### TASK DESCRIPTION
Show each line of the data below that has the string "maturity" in it.

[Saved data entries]
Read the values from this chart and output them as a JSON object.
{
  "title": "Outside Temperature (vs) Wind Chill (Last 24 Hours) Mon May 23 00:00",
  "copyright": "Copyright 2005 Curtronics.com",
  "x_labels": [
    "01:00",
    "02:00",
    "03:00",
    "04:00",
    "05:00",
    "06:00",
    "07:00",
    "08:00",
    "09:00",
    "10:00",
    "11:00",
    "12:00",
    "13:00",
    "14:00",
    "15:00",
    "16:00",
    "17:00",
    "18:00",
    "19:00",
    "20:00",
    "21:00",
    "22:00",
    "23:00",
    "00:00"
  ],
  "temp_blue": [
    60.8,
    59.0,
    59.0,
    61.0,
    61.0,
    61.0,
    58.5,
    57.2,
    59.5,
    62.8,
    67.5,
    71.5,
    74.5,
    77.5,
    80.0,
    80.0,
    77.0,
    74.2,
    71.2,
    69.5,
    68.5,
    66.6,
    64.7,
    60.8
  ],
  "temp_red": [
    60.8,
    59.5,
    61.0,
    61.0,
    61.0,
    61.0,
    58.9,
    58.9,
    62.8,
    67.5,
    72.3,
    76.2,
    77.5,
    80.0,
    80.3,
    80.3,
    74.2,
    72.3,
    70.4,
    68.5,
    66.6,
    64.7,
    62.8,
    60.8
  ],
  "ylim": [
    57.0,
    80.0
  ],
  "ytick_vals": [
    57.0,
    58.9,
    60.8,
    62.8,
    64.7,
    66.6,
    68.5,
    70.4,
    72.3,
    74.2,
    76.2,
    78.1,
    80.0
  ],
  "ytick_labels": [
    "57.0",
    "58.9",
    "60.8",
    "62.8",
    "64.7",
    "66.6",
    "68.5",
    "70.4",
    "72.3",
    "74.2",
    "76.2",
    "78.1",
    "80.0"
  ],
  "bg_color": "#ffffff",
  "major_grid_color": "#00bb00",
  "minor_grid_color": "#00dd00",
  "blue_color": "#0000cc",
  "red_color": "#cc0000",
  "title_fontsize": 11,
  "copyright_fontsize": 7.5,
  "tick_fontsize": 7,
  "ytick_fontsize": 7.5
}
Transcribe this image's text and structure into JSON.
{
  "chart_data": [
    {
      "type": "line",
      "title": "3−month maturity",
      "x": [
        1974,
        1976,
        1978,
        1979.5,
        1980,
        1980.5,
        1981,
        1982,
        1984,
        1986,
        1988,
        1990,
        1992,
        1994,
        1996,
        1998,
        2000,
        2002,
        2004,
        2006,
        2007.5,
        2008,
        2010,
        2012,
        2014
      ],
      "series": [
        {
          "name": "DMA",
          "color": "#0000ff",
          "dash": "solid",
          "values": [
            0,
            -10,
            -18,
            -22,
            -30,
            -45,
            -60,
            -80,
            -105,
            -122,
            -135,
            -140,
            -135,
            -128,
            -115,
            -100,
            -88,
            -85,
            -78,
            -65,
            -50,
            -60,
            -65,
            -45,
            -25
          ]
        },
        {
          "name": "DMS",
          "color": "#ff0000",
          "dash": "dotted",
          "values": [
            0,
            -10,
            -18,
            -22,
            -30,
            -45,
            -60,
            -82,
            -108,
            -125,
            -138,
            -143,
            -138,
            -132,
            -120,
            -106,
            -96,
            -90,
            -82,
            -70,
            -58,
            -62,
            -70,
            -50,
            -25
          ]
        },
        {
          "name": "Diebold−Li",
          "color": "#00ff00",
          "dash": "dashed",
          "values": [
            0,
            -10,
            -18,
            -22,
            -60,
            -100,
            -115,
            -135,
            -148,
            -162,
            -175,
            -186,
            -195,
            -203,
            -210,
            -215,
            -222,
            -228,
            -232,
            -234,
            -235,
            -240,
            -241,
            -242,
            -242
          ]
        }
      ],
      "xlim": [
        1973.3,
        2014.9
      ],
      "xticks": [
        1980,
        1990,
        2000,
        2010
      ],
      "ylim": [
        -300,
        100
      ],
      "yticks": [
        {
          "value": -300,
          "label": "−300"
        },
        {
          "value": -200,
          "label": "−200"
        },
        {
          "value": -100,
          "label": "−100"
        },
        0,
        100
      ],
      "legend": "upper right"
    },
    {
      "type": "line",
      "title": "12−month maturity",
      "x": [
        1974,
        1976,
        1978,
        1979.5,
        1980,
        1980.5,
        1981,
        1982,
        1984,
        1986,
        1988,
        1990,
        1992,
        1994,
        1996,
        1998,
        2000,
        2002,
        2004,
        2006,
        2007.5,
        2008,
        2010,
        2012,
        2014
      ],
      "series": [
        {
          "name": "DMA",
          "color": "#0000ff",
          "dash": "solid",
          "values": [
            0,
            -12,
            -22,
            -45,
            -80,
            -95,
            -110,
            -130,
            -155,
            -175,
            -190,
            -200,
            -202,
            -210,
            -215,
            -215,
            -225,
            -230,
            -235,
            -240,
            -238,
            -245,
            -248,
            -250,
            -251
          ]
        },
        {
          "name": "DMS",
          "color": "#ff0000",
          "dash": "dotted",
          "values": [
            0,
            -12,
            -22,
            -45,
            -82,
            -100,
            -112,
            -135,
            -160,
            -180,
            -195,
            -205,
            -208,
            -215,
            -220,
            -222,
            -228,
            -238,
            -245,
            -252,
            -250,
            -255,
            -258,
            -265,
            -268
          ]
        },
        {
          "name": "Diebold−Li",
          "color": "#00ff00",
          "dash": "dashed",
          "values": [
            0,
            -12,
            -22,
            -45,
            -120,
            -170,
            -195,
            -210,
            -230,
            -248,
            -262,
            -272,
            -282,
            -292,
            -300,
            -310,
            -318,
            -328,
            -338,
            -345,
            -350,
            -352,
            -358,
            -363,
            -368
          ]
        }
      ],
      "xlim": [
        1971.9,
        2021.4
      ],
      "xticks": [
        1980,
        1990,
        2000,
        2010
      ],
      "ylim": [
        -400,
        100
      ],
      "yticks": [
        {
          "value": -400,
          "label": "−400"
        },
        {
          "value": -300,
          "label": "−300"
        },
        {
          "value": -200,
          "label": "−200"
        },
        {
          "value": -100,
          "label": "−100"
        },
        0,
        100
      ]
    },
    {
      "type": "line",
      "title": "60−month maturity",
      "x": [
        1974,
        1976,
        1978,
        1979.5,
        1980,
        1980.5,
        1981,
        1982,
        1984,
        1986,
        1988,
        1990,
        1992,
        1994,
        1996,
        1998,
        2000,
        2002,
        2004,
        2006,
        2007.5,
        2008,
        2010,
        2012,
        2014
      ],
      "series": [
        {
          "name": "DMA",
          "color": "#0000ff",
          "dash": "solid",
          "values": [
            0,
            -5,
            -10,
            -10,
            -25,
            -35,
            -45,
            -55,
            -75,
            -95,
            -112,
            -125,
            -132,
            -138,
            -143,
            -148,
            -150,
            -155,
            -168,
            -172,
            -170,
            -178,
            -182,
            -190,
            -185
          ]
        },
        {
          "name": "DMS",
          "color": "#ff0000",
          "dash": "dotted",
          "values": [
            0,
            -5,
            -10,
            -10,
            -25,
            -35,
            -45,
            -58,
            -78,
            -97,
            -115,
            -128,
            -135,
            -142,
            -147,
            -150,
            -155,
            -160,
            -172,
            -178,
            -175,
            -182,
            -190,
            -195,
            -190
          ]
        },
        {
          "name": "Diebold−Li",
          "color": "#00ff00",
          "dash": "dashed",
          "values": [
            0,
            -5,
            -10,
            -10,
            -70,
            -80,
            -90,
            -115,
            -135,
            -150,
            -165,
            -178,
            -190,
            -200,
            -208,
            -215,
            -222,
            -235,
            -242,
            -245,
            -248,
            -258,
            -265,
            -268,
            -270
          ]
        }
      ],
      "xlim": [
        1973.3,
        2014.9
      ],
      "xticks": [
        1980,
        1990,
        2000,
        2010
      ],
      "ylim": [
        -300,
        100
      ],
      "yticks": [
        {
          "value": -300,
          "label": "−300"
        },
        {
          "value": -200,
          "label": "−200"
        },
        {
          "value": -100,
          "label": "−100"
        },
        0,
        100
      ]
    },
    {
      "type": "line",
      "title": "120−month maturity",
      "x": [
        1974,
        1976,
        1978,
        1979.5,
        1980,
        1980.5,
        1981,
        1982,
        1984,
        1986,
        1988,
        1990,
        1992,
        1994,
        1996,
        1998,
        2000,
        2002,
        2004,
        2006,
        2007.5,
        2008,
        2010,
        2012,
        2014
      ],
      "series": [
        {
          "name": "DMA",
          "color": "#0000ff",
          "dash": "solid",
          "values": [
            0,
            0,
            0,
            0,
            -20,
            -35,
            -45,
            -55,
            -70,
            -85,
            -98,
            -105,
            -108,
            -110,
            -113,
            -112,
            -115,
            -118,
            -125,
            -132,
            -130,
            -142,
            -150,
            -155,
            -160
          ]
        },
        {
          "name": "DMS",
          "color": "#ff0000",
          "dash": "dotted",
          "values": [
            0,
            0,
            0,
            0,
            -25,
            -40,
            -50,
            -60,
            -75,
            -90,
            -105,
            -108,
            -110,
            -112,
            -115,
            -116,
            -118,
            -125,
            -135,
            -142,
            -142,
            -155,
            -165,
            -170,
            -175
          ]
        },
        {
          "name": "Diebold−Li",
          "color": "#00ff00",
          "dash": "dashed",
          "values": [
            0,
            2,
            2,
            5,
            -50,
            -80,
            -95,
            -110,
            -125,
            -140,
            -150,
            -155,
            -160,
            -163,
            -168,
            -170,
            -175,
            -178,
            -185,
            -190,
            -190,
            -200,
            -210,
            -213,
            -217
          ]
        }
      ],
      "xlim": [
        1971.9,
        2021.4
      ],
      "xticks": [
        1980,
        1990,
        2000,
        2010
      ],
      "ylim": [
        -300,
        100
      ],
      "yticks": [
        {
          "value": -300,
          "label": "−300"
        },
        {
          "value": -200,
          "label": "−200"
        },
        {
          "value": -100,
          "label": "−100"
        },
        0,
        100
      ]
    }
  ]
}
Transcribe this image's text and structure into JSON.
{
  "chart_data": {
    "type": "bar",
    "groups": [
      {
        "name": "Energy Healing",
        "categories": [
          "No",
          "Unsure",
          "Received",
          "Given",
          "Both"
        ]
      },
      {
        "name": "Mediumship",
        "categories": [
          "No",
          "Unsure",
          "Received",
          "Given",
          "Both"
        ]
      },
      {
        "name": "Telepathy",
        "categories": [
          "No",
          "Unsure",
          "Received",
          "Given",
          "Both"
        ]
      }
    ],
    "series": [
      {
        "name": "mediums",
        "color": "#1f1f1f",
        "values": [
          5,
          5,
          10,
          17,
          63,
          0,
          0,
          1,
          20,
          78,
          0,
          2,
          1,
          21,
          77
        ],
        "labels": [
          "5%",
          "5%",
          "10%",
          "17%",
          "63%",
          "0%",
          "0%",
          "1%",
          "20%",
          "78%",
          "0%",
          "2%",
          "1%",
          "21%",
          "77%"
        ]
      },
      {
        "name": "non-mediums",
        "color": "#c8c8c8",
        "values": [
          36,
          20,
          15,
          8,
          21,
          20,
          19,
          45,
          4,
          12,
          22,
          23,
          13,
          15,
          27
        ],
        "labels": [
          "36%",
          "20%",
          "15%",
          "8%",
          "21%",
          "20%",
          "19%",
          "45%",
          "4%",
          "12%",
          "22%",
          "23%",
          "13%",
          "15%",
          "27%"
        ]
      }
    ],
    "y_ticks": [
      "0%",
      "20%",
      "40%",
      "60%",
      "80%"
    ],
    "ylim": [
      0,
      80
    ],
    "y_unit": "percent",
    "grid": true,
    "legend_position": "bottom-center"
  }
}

### RESULT
      "title": "3−month maturity",
      "title": "12−month maturity",
      "title": "60−month maturity",
      "title": "120−month maturity",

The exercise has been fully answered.